### Exercise details
Omit all pictures, then retype the data exactly as given.

### Task material
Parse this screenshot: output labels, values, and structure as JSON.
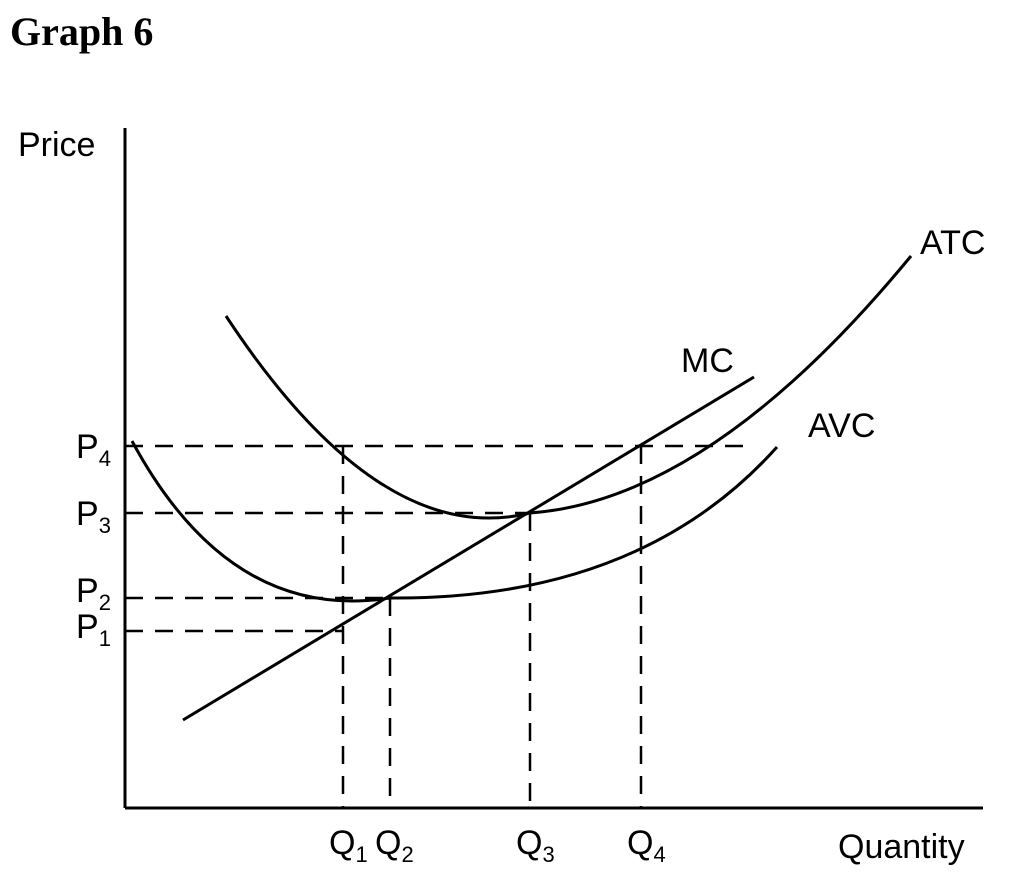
{
  "title": "Graph 6",
  "axes": {
    "y_label": "Price",
    "x_label": "Quantity"
  },
  "price_levels": [
    {
      "base": "P",
      "sub": "4"
    },
    {
      "base": "P",
      "sub": "3"
    },
    {
      "base": "P",
      "sub": "2"
    },
    {
      "base": "P",
      "sub": "1"
    }
  ],
  "quantity_levels": [
    {
      "base": "Q",
      "sub": "1"
    },
    {
      "base": "Q",
      "sub": "2"
    },
    {
      "base": "Q",
      "sub": "3"
    },
    {
      "base": "Q",
      "sub": "4"
    }
  ],
  "curves": {
    "atc": "ATC",
    "mc": "MC",
    "avc": "AVC"
  },
  "colors": {
    "line": "#000000",
    "background": "#ffffff"
  }
}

### Solution for this problem
Parse this screenshot: output labels, values, and structure as JSON.
{
  "title": "Graph 6",
  "axes": {
    "y_label": "Price",
    "x_label": "Quantity"
  },
  "price_levels": [
    {
      "base": "P",
      "sub": "4"
    },
    {
      "base": "P",
      "sub": "3"
    },
    {
      "base": "P",
      "sub": "2"
    },
    {
      "base": "P",
      "sub": "1"
    }
  ],
  "quantity_levels": [
    {
      "base": "Q",
      "sub": "1"
    },
    {
      "base": "Q",
      "sub": "2"
    },
    {
      "base": "Q",
      "sub": "3"
    },
    {
      "base": "Q",
      "sub": "4"
    }
  ],
  "curves": {
    "atc": "ATC",
    "mc": "MC",
    "avc": "AVC"
  },
  "colors": {
    "line": "#000000",
    "background": "#ffffff"
  }
}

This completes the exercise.